__Task goal__. Produce the listing below again, exactly as shown.
---------- Data in this exercise
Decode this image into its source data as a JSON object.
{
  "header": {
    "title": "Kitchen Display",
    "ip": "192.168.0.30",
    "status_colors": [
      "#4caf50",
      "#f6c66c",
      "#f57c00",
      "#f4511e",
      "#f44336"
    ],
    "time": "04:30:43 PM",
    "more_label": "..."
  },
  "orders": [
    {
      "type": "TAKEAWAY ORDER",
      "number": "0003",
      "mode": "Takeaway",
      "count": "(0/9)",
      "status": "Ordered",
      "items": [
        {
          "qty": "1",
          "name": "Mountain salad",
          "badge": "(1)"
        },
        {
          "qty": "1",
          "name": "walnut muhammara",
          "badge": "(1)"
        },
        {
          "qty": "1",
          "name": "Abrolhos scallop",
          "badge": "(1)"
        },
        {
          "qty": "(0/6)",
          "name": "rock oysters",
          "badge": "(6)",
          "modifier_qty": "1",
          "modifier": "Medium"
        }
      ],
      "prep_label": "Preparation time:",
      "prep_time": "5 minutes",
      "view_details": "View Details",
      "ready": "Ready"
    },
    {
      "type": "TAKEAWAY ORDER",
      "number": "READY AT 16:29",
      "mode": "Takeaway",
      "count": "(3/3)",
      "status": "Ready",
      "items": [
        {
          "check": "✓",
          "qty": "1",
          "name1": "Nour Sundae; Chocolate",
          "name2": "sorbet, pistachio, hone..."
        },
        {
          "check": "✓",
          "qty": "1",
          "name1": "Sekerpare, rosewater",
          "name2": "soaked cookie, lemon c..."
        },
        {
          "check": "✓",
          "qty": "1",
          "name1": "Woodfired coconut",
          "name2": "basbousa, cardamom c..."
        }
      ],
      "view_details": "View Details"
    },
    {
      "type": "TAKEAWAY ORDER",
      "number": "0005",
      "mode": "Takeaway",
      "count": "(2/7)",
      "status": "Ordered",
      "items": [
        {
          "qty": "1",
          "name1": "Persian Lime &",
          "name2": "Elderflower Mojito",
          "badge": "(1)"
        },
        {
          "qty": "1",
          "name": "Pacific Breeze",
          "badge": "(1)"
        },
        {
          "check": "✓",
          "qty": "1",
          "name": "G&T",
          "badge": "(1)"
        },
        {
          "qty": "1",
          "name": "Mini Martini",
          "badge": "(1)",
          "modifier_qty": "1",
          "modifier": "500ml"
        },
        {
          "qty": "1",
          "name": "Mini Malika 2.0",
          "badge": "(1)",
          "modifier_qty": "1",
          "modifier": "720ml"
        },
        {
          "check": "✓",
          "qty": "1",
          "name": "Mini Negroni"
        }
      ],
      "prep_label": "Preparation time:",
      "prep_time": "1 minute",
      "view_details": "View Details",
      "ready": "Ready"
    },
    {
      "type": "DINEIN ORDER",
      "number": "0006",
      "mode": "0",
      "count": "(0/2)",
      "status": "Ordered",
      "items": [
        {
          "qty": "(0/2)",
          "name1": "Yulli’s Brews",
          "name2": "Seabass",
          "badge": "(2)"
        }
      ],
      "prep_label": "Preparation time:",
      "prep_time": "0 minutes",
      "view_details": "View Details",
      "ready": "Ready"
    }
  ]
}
--------------------
__Exercise answer__.
Decode this image into its source data as a JSON object.
{
  "header": {
    "title": "Kitchen Display",
    "ip": "192.168.0.30",
    "status_colors": [
      "#4caf50",
      "#f6c66c",
      "#f57c00",
      "#f4511e",
      "#f44336"
    ],
    "time": "04:30:43 PM",
    "more_label": "..."
  },
  "orders": [
    {
      "type": "TAKEAWAY ORDER",
      "number": "0003",
      "mode": "Takeaway",
      "count": "(0/9)",
      "status": "Ordered",
      "items": [
        {
          "qty": "1",
          "name": "Mountain salad",
          "badge": "(1)"
        },
        {
          "qty": "1",
          "name": "walnut muhammara",
          "badge": "(1)"
        },
        {
          "qty": "1",
          "name": "Abrolhos scallop",
          "badge": "(1)"
        },
        {
          "qty": "(0/6)",
          "name": "rock oysters",
          "badge": "(6)",
          "modifier_qty": "1",
          "modifier": "Medium"
        }
      ],
      "prep_label": "Preparation time:",
      "prep_time": "5 minutes",
      "view_details": "View Details",
      "ready": "Ready"
    },
    {
      "type": "TAKEAWAY ORDER",
      "number": "READY AT 16:29",
      "mode": "Takeaway",
      "count": "(3/3)",
      "status": "Ready",
      "items": [
        {
          "check": "✓",
          "qty": "1",
          "name1": "Nour Sundae; Chocolate",
          "name2": "sorbet, pistachio, hone..."
        },
        {
          "check": "✓",
          "qty": "1",
          "name1": "Sekerpare, rosewater",
          "name2": "soaked cookie, lemon c..."
        },
        {
          "check": "✓",
          "qty": "1",
          "name1": "Woodfired coconut",
          "name2": "basbousa, cardamom c..."
        }
      ],
      "view_details": "View Details"
    },
    {
      "type": "TAKEAWAY ORDER",
      "number": "0005",
      "mode": "Takeaway",
      "count": "(2/7)",
      "status": "Ordered",
      "items": [
        {
          "qty": "1",
          "name1": "Persian Lime &",
          "name2": "Elderflower Mojito",
          "badge": "(1)"
        },
        {
          "qty": "1",
          "name": "Pacific Breeze",
          "badge": "(1)"
        },
        {
          "check": "✓",
          "qty": "1",
          "name": "G&T",
          "badge": "(1)"
        },
        {
          "qty": "1",
          "name": "Mini Martini",
          "badge": "(1)",
          "modifier_qty": "1",
          "modifier": "500ml"
        },
        {
          "qty": "1",
          "name": "Mini Malika 2.0",
          "badge": "(1)",
          "modifier_qty": "1",
          "modifier": "720ml"
        },
        {
          "check": "✓",
          "qty": "1",
          "name": "Mini Negroni"
        }
      ],
      "prep_label": "Preparation time:",
      "prep_time": "1 minute",
      "view_details": "View Details",
      "ready": "Ready"
    },
    {
      "type": "DINEIN ORDER",
      "number": "0006",
      "mode": "0",
      "count": "(0/2)",
      "status": "Ordered",
      "items": [
        {
          "qty": "(0/2)",
          "name1": "Yulli’s Brews",
          "name2": "Seabass",
          "badge": "(2)"
        }
      ],
      "prep_label": "Preparation time:",
      "prep_time": "0 minutes",
      "view_details": "View Details",
      "ready": "Ready"
    }
  ]
}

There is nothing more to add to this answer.